Task to complete ▸
Will you give the material below again, every line exactly as it is?

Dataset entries
+ + +

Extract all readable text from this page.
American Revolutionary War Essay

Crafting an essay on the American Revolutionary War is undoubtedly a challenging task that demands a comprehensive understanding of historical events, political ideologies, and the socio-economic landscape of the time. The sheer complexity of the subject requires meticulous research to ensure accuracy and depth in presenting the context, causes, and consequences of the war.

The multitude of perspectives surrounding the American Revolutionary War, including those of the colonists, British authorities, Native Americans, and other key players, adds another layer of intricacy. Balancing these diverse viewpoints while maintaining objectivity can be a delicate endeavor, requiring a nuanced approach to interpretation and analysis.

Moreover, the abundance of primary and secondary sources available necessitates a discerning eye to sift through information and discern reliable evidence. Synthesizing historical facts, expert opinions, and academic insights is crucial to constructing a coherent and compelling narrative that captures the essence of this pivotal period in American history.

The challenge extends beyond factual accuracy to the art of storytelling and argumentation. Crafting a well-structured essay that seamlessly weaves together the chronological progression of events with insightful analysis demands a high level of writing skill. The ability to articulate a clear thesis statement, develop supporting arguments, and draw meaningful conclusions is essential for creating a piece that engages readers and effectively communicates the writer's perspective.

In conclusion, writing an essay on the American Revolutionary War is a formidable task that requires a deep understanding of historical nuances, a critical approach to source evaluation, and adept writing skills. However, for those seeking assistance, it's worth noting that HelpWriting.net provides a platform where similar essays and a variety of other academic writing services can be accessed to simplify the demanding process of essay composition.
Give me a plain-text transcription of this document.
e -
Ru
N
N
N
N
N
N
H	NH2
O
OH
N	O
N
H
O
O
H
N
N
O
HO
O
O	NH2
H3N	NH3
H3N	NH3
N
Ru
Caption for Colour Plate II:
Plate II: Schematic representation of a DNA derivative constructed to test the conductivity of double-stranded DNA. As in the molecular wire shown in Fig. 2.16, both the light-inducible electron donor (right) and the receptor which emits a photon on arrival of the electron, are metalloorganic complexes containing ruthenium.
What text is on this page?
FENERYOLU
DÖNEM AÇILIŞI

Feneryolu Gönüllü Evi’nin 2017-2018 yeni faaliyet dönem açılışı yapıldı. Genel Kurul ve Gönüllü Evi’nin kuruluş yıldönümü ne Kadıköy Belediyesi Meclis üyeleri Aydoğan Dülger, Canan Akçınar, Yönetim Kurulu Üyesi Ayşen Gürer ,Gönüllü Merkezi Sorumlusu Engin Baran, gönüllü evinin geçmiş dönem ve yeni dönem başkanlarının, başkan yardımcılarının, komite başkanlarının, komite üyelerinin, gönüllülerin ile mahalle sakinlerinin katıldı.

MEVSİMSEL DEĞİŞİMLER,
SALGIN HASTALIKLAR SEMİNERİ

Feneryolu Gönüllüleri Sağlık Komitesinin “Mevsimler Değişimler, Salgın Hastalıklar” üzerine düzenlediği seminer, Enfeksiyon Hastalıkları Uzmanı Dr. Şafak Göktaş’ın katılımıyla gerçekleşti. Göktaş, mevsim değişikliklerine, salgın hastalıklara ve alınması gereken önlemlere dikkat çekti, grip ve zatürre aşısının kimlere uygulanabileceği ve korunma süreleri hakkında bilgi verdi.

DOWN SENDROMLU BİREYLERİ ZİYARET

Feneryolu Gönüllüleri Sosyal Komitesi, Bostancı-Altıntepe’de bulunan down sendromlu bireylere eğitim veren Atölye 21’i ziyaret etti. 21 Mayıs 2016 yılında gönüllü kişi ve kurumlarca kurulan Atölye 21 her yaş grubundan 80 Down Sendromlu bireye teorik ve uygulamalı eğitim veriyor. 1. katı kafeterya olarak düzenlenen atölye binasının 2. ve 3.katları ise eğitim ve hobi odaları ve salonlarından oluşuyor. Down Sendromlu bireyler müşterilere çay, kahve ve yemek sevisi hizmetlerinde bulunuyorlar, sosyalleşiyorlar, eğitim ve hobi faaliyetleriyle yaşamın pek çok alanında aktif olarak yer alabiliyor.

+ + +

Task solution ▸
Extract all readable text from this page.
American Revolutionary War Essay

Crafting an essay on the American Revolutionary War is undoubtedly a challenging task that demands a comprehensive understanding of historical events, political ideologies, and the socio-economic landscape of the time. The sheer complexity of the subject requires meticulous research to ensure accuracy and depth in presenting the context, causes, and consequences of the war.

The multitude of perspectives surrounding the American Revolutionary War, including those of the colonists, British authorities, Native Americans, and other key players, adds another layer of intricacy. Balancing these diverse viewpoints while maintaining objectivity can be a delicate endeavor, requiring a nuanced approach to interpretation and analysis.

Moreover, the abundance of primary and secondary sources available necessitates a discerning eye to sift through information and discern reliable evidence. Synthesizing historical facts, expert opinions, and academic insights is crucial to constructing a coherent and compelling narrative that captures the essence of this pivotal period in American history.

The challenge extends beyond factual accuracy to the art of storytelling and argumentation. Crafting a well-structured essay that seamlessly weaves together the chronological progression of events with insightful analysis demands a high level of writing skill. The ability to articulate a clear thesis statement, develop supporting arguments, and draw meaningful conclusions is essential for creating a piece that engages readers and effectively communicates the writer's perspective.

In conclusion, writing an essay on the American Revolutionary War is a formidable task that requires a deep understanding of historical nuances, a critical approach to source evaluation, and adept writing skills. However, for those seeking assistance, it's worth noting that HelpWriting.net provides a platform where similar essays and a variety of other academic writing services can be accessed to simplify the demanding process of essay composition.
Give me a plain-text transcription of this document.
e -
Ru
N
N
N
N
N
N
H	NH2
O
OH
N	O
N
H
O
O
H
N
N
O
HO
O
O	NH2
H3N	NH3
H3N	NH3
N
Ru
Caption for Colour Plate II:
Plate II: Schematic representation of a DNA derivative constructed to test the conductivity of double-stranded DNA. As in the molecular wire shown in Fig. 2.16, both the light-inducible electron donor (right) and the receptor which emits a photon on arrival of the electron, are metalloorganic complexes containing ruthenium.
What text is on this page?
FENERYOLU
DÖNEM AÇILIŞI

Feneryolu Gönüllü Evi’nin 2017-2018 yeni faaliyet dönem açılışı yapıldı. Genel Kurul ve Gönüllü Evi’nin kuruluş yıldönümü ne Kadıköy Belediyesi Meclis üyeleri Aydoğan Dülger, Canan Akçınar, Yönetim Kurulu Üyesi Ayşen Gürer ,Gönüllü Merkezi Sorumlusu Engin Baran, gönüllü evinin geçmiş dönem ve yeni dönem başkanlarının, başkan yardımcılarının, komite başkanlarının, komite üyelerinin, gönüllülerin ile mahalle sakinlerinin katıldı.

MEVSİMSEL DEĞİŞİMLER,
SALGIN HASTALIKLAR SEMİNERİ

Feneryolu Gönüllüleri Sağlık Komitesinin “Mevsimler Değişimler, Salgın Hastalıklar” üzerine düzenlediği seminer, Enfeksiyon Hastalıkları Uzmanı Dr. Şafak Göktaş’ın katılımıyla gerçekleşti. Göktaş, mevsim değişikliklerine, salgın hastalıklara ve alınması gereken önlemlere dikkat çekti, grip ve zatürre aşısının kimlere uygulanabileceği ve korunma süreleri hakkında bilgi verdi.

DOWN SENDROMLU BİREYLERİ ZİYARET

Feneryolu Gönüllüleri Sosyal Komitesi, Bostancı-Altıntepe’de bulunan down sendromlu bireylere eğitim veren Atölye 21’i ziyaret etti. 21 Mayıs 2016 yılında gönüllü kişi ve kurumlarca kurulan Atölye 21 her yaş grubundan 80 Down Sendromlu bireye teorik ve uygulamalı eğitim veriyor. 1. katı kafeterya olarak düzenlenen atölye binasının 2. ve 3.katları ise eğitim ve hobi odaları ve salonlarından oluşuyor. Down Sendromlu bireyler müşterilere çay, kahve ve yemek sevisi hizmetlerinde bulunuyorlar, sosyalleşiyorlar, eğitim ve hobi faaliyetleriyle yaşamın pek çok alanında aktif olarak yer alabiliyor.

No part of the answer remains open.